*WHAT IS BEING ASKED*
Copy the stretch of the dog eating-behavior text from "Initially, owners were" through "as File S1.", and switch "pejorative" to "negative".

DOCUMENT EXCERPT section start

Initially, owners were encouraged using open questions to talk about the eating behaviour and feeding, exercise and other management of a single dog they owned. Comparisons between other dogs they knew or owned were encouraged, to draw out differences in eating behaviour. Interviews were conducted non-judgementally and presented as being about natural variation in dog behaviour, to encourage owners to be as candid as possible about their management practices. The interviewer avoided pejorative terms such as ‘greedy’ and ‘begging’. Areas addressed specifically in the semi-structured interviews were broadly divided into ‘dog’ and ‘owner management’ topics which are summarised below. A copy of the primer used for the interviews is included as File S1.

Dog topics were: (a) responsiveness to food (behaviour at mealtimes or when food offered in between meals, tendency to inspect food before eating), (b) speed of eating (of meals or offered titbits), (c) satiety responsiveness (interest in food in between meals, apparent desire for more food than usually offered), (d) general interest in eating (food seeking behaviour on walks, behaviour when human food was being prepared or eaten), (e) food fussiness (selectivity about particular foods, refusal to eat some types of dog food, choosiness about which titbits to eat), (f) emotional eating (change in appetite in response to owner-perceived changes in a dog’s stress levels), (g) scavenging/stealing food (eating items owners consider revolting such as faeces, indigestible such as stones, or illicit such as human food left within reach but in places they are taught not to access), and (h) food related aggression (to humans or other dogs).

DOCUMENT EXCERPT section end
STUDY MATERIAL section start

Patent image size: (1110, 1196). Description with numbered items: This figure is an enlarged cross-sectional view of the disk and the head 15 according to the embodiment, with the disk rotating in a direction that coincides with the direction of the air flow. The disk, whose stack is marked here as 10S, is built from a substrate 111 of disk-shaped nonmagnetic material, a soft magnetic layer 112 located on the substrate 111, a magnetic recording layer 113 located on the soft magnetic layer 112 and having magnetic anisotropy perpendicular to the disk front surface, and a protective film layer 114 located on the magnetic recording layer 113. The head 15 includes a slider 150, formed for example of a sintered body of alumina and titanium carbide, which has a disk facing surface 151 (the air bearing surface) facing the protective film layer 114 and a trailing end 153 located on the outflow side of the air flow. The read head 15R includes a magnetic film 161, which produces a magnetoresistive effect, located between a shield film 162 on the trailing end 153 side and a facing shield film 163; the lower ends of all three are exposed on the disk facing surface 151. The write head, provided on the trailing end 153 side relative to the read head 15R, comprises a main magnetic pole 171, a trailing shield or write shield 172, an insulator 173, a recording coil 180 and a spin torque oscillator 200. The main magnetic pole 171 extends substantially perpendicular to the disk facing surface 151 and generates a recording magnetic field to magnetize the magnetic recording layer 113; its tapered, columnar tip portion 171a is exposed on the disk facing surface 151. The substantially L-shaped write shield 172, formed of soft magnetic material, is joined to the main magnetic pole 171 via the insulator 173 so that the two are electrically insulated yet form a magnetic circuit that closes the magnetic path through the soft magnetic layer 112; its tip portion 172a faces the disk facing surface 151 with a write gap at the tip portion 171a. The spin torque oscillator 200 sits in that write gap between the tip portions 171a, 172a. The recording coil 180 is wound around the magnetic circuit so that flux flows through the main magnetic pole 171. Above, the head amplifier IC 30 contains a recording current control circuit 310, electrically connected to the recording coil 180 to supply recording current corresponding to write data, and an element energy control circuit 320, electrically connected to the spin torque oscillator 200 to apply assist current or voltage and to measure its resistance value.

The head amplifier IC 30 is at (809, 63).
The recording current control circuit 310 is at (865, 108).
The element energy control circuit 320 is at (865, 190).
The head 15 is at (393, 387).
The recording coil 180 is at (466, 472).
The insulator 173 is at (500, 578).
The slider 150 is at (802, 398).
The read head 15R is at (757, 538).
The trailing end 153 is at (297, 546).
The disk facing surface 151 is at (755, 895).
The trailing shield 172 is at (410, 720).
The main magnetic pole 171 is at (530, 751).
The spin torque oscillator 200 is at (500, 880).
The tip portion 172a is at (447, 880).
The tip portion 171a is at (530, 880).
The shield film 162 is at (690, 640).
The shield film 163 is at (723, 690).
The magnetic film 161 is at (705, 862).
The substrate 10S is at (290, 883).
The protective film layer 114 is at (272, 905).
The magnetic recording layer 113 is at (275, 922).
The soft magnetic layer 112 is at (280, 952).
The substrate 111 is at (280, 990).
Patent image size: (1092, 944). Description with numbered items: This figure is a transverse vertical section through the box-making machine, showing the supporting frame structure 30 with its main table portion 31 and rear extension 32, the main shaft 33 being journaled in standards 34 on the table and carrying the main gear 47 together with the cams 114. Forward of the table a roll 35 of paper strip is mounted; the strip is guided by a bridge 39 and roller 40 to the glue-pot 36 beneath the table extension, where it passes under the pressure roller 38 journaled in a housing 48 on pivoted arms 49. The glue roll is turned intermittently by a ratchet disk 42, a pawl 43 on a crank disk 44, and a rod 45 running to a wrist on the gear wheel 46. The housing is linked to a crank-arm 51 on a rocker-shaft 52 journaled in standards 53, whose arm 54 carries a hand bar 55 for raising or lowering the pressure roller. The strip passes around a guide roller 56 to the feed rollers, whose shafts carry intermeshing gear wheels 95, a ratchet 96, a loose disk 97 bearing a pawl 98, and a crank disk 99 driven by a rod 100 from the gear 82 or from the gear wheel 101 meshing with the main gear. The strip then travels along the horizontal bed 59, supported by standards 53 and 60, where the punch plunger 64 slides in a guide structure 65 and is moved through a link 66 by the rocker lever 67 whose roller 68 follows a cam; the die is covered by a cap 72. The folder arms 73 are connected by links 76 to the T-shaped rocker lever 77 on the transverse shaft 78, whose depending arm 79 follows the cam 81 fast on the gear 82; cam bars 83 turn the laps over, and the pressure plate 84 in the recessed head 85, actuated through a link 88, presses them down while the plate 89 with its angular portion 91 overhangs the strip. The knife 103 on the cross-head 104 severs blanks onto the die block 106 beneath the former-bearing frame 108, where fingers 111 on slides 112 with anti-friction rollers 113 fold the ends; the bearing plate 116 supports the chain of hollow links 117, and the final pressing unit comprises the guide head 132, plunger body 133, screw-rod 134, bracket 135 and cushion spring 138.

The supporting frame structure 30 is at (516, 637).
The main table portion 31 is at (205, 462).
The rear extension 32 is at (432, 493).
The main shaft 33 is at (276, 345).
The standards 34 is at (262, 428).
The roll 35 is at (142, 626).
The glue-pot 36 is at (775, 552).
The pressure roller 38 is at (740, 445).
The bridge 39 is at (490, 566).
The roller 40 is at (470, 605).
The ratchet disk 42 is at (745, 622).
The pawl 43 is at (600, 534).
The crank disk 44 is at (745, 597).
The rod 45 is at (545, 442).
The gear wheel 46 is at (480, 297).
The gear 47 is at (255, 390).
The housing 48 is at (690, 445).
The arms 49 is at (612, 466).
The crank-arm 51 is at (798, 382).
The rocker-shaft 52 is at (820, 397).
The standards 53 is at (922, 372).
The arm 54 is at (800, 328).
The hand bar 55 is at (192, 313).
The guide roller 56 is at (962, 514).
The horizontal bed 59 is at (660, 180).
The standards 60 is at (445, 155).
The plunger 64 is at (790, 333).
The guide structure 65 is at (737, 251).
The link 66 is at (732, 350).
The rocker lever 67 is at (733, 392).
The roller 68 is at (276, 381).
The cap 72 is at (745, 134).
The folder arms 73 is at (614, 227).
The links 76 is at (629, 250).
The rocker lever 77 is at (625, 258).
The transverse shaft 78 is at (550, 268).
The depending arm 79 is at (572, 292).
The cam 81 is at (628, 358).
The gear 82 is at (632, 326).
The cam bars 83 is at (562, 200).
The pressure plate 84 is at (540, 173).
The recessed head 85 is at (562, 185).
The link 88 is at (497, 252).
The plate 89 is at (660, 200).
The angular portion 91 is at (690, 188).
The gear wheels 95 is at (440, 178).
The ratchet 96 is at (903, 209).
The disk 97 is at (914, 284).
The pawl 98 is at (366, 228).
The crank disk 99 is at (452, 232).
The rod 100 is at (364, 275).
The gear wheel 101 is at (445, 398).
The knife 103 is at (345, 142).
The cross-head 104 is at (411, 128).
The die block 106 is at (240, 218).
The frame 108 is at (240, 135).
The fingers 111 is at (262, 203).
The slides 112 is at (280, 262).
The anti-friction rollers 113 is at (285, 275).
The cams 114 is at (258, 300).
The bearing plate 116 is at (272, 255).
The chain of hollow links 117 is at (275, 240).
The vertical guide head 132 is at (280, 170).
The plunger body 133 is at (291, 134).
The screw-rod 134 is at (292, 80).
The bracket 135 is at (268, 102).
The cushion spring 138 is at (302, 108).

STUDY MATERIAL section end

*RESPONSE TO THE TASK*
Initially, owners were encouraged using open questions to talk about the eating behaviour and feeding, exercise and other management of a single dog they owned. Comparisons between other dogs they knew or owned were encouraged, to draw out differences in eating behaviour. Interviews were conducted non-judgementally and presented as being about natural variation in dog behaviour, to encourage owners to be as candid as possible about their management practices. The interviewer avoided negative terms such as ‘greedy’ and ‘begging’. Areas addressed specifically in the semi-structured interviews were broadly divided into ‘dog’ and ‘owner management’ topics which are summarised below. A copy of the primer used for the interviews is included as File S1.